→ Instruction
Reproduce all entries word for word.

→ Input
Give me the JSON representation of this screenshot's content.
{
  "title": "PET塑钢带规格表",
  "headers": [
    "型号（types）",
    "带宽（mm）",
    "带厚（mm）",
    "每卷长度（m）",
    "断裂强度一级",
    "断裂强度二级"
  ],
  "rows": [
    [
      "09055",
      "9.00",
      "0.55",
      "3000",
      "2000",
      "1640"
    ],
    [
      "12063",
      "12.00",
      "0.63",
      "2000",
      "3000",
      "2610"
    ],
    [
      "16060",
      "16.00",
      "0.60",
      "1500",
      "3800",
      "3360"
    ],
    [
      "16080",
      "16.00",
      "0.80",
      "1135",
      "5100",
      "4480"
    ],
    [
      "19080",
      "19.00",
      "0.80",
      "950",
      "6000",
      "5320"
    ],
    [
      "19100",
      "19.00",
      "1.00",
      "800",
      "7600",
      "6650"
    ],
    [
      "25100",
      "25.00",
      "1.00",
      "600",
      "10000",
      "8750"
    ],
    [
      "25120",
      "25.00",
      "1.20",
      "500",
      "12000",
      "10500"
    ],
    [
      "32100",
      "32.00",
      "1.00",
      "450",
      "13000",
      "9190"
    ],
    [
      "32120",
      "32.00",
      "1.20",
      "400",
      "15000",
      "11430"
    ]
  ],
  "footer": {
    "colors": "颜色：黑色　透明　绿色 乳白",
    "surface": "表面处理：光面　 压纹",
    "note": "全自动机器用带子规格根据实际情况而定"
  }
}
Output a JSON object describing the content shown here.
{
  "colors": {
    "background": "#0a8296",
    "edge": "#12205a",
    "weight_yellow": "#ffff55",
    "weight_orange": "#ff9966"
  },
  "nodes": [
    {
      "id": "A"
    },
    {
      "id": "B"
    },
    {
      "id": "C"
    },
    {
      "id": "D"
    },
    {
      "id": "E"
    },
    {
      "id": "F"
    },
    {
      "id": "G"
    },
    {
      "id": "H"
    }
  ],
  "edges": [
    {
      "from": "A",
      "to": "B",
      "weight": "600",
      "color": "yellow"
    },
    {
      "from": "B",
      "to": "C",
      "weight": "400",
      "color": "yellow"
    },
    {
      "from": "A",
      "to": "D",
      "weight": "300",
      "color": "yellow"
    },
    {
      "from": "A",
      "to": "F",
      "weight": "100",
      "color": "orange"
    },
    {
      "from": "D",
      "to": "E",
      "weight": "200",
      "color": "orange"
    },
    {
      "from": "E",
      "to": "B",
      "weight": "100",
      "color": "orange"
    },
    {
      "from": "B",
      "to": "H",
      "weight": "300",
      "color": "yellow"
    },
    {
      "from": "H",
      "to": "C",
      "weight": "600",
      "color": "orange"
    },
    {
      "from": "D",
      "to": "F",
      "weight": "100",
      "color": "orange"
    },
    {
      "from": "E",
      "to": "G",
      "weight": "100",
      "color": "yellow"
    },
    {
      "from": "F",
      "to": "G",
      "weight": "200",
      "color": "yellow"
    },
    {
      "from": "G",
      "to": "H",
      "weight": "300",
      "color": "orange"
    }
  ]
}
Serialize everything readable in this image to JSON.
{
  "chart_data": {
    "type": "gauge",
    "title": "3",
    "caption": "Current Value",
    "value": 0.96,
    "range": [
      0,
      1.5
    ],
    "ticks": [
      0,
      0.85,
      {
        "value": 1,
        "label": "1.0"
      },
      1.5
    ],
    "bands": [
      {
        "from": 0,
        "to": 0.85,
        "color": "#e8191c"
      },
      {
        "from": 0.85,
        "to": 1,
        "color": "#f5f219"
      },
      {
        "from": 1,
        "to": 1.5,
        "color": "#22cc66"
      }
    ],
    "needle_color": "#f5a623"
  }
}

→ Finished task
Give me the JSON representation of this screenshot's content.
{
  "title": "PET塑钢带规格表",
  "headers": [
    "型号（types）",
    "带宽（mm）",
    "带厚（mm）",
    "每卷长度（m）",
    "断裂强度一级",
    "断裂强度二级"
  ],
  "rows": [
    [
      "09055",
      "9.00",
      "0.55",
      "3000",
      "2000",
      "1640"
    ],
    [
      "12063",
      "12.00",
      "0.63",
      "2000",
      "3000",
      "2610"
    ],
    [
      "16060",
      "16.00",
      "0.60",
      "1500",
      "3800",
      "3360"
    ],
    [
      "16080",
      "16.00",
      "0.80",
      "1135",
      "5100",
      "4480"
    ],
    [
      "19080",
      "19.00",
      "0.80",
      "950",
      "6000",
      "5320"
    ],
    [
      "19100",
      "19.00",
      "1.00",
      "800",
      "7600",
      "6650"
    ],
    [
      "25100",
      "25.00",
      "1.00",
      "600",
      "10000",
      "8750"
    ],
    [
      "25120",
      "25.00",
      "1.20",
      "500",
      "12000",
      "10500"
    ],
    [
      "32100",
      "32.00",
      "1.00",
      "450",
      "13000",
      "9190"
    ],
    [
      "32120",
      "32.00",
      "1.20",
      "400",
      "15000",
      "11430"
    ]
  ],
  "footer": {
    "colors": "颜色：黑色　透明　绿色 乳白",
    "surface": "表面处理：光面　 压纹",
    "note": "全自动机器用带子规格根据实际情况而定"
  }
}
Output a JSON object describing the content shown here.
{
  "colors": {
    "background": "#0a8296",
    "edge": "#12205a",
    "weight_yellow": "#ffff55",
    "weight_orange": "#ff9966"
  },
  "nodes": [
    {
      "id": "A"
    },
    {
      "id": "B"
    },
    {
      "id": "C"
    },
    {
      "id": "D"
    },
    {
      "id": "E"
    },
    {
      "id": "F"
    },
    {
      "id": "G"
    },
    {
      "id": "H"
    }
  ],
  "edges": [
    {
      "from": "A",
      "to": "B",
      "weight": "600",
      "color": "yellow"
    },
    {
      "from": "B",
      "to": "C",
      "weight": "400",
      "color": "yellow"
    },
    {
      "from": "A",
      "to": "D",
      "weight": "300",
      "color": "yellow"
    },
    {
      "from": "A",
      "to": "F",
      "weight": "100",
      "color": "orange"
    },
    {
      "from": "D",
      "to": "E",
      "weight": "200",
      "color": "orange"
    },
    {
      "from": "E",
      "to": "B",
      "weight": "100",
      "color": "orange"
    },
    {
      "from": "B",
      "to": "H",
      "weight": "300",
      "color": "yellow"
    },
    {
      "from": "H",
      "to": "C",
      "weight": "600",
      "color": "orange"
    },
    {
      "from": "D",
      "to": "F",
      "weight": "100",
      "color": "orange"
    },
    {
      "from": "E",
      "to": "G",
      "weight": "100",
      "color": "yellow"
    },
    {
      "from": "F",
      "to": "G",
      "weight": "200",
      "color": "yellow"
    },
    {
      "from": "G",
      "to": "H",
      "weight": "300",
      "color": "orange"
    }
  ]
}
Serialize everything readable in this image to JSON.
{
  "chart_data": {
    "type": "gauge",
    "title": "3",
    "caption": "Current Value",
    "value": 0.96,
    "range": [
      0,
      1.5
    ],
    "ticks": [
      0,
      0.85,
      {
        "value": 1,
        "label": "1.0"
      },
      1.5
    ],
    "bands": [
      {
        "from": 0,
        "to": 0.85,
        "color": "#e8191c"
      },
      {
        "from": 0.85,
        "to": 1,
        "color": "#f5f219"
      },
      {
        "from": 1,
        "to": 1.5,
        "color": "#22cc66"
      }
    ],
    "needle_color": "#f5a623"
  }
}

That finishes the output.